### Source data
** START **
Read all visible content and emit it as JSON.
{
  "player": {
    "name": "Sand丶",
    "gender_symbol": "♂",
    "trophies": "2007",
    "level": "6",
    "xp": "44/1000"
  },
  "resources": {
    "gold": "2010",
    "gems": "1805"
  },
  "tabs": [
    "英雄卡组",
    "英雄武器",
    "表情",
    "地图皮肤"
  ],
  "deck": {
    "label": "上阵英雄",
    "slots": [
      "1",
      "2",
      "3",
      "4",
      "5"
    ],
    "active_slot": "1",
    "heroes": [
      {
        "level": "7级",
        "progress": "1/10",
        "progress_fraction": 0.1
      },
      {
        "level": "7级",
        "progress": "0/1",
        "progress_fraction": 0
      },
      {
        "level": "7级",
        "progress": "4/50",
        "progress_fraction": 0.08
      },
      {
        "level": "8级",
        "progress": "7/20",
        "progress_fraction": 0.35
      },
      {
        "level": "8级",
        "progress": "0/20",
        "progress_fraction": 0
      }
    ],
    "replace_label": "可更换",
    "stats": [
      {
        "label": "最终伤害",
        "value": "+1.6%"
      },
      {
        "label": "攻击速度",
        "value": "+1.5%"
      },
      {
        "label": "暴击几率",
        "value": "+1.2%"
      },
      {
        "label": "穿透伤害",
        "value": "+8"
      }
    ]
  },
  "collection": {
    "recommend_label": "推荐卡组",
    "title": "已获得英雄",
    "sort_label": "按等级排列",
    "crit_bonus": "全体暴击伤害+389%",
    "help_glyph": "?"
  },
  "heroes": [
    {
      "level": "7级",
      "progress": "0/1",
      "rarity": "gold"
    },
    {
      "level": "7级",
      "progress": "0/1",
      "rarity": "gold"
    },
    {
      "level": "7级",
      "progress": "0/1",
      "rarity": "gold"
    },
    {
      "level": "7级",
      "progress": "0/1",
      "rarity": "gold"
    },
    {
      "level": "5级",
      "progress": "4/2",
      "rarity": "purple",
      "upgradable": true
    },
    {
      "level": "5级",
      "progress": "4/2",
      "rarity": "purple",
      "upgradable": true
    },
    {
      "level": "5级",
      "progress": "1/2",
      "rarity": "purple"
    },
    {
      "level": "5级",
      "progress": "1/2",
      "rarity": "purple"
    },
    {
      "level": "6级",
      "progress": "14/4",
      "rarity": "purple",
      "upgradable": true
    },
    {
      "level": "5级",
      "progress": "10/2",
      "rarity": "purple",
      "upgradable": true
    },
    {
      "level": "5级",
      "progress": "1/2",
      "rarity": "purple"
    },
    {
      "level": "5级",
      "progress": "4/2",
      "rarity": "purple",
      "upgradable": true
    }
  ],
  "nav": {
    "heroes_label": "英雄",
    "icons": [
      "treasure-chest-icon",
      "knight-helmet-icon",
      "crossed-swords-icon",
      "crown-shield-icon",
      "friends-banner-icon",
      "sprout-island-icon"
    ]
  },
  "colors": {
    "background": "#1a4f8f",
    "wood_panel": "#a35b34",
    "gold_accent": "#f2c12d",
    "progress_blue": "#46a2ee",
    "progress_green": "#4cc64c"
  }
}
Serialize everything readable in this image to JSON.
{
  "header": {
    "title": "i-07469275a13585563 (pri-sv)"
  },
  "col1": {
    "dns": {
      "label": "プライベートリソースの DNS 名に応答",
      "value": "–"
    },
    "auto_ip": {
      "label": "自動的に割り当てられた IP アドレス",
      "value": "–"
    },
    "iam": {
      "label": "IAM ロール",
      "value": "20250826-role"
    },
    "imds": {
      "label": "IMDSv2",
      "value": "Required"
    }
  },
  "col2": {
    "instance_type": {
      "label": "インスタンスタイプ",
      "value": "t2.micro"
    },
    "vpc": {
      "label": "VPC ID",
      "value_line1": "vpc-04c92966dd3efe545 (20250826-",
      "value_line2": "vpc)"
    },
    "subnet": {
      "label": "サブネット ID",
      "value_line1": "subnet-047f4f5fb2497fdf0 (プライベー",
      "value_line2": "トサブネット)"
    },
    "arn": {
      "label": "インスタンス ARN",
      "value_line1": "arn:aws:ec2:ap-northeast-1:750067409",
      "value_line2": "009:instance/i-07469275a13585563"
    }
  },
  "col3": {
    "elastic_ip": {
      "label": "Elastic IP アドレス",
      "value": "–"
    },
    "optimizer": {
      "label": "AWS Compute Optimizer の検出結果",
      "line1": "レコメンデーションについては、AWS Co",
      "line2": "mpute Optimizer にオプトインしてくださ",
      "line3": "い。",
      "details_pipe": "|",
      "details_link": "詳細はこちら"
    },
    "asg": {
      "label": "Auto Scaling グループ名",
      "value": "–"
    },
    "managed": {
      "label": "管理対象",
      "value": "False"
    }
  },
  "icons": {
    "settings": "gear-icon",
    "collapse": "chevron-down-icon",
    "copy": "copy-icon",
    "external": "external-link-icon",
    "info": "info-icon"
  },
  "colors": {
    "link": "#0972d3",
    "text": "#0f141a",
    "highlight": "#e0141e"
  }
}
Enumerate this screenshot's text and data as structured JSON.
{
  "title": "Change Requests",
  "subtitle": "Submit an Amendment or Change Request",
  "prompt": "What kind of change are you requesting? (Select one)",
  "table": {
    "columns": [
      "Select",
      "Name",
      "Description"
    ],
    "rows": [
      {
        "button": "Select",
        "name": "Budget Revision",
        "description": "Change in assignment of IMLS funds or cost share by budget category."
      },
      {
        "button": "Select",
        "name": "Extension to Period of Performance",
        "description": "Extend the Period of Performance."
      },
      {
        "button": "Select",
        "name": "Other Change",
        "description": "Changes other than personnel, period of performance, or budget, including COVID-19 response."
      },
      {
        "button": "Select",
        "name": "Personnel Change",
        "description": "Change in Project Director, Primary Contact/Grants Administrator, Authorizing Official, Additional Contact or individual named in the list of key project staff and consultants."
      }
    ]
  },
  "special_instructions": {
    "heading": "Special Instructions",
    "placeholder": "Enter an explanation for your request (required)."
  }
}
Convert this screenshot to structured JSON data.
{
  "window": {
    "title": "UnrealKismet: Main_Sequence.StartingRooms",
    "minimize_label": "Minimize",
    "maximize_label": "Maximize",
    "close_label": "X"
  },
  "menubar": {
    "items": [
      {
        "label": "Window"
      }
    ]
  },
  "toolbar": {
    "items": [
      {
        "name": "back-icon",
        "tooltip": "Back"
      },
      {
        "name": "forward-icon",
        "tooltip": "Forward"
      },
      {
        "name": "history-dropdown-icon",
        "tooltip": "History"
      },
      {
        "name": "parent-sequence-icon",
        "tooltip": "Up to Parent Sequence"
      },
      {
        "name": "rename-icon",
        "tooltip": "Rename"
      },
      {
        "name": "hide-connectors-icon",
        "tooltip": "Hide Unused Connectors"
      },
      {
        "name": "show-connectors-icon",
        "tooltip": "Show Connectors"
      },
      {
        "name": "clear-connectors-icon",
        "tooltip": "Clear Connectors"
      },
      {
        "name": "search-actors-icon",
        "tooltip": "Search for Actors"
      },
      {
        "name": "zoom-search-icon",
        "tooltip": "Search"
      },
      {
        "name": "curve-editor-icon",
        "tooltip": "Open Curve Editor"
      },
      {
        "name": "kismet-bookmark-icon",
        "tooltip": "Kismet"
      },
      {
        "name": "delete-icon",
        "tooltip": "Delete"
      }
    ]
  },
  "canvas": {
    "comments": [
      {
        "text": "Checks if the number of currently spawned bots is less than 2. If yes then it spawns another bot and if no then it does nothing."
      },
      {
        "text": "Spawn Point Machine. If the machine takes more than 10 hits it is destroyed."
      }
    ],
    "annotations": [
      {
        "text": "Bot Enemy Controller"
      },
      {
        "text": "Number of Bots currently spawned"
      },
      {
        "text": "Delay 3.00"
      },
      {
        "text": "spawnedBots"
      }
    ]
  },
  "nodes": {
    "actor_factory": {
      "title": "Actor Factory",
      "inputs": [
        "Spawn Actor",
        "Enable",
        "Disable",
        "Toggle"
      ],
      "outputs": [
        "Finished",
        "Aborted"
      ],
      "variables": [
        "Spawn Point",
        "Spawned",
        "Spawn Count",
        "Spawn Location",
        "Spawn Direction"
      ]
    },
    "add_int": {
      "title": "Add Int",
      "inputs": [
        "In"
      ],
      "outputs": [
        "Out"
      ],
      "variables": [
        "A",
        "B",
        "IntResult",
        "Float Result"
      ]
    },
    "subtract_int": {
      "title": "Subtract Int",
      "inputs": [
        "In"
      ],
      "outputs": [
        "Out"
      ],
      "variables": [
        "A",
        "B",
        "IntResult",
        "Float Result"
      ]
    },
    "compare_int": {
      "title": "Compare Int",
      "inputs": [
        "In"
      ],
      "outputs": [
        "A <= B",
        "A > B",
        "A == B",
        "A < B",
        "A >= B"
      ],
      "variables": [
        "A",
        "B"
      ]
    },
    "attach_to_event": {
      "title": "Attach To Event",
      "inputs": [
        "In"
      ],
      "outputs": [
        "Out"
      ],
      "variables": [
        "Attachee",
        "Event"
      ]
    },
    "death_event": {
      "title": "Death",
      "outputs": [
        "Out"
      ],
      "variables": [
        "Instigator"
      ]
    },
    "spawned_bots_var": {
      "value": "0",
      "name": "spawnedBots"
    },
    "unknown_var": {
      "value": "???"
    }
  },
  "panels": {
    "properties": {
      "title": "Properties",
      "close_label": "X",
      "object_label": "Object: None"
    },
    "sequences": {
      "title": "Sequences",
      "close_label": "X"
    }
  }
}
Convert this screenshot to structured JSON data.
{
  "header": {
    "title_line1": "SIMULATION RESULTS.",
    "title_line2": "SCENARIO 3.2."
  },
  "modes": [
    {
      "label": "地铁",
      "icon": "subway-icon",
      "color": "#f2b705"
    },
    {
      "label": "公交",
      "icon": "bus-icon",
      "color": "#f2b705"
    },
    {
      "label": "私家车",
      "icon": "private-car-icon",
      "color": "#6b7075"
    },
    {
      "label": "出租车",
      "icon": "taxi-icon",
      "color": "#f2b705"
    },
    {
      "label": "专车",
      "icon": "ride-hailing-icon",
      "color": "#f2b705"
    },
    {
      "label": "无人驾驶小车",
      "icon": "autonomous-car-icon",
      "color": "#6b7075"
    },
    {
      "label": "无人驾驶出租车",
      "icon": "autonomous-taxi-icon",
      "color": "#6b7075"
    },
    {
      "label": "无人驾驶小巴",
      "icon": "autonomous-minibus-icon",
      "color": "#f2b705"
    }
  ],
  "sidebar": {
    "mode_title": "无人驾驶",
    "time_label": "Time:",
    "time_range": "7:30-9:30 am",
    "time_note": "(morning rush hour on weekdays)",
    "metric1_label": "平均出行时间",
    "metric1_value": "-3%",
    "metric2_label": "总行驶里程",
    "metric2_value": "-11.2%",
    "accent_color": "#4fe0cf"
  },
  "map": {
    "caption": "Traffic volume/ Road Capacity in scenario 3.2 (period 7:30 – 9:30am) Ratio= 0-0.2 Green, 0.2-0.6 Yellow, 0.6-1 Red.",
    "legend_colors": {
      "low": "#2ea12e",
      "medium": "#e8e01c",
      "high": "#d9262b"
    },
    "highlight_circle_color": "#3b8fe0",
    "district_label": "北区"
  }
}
** END **
### What you will do
State, as a bare number, how many lines of the listing hold the word "subnet".

### Solution for this task
2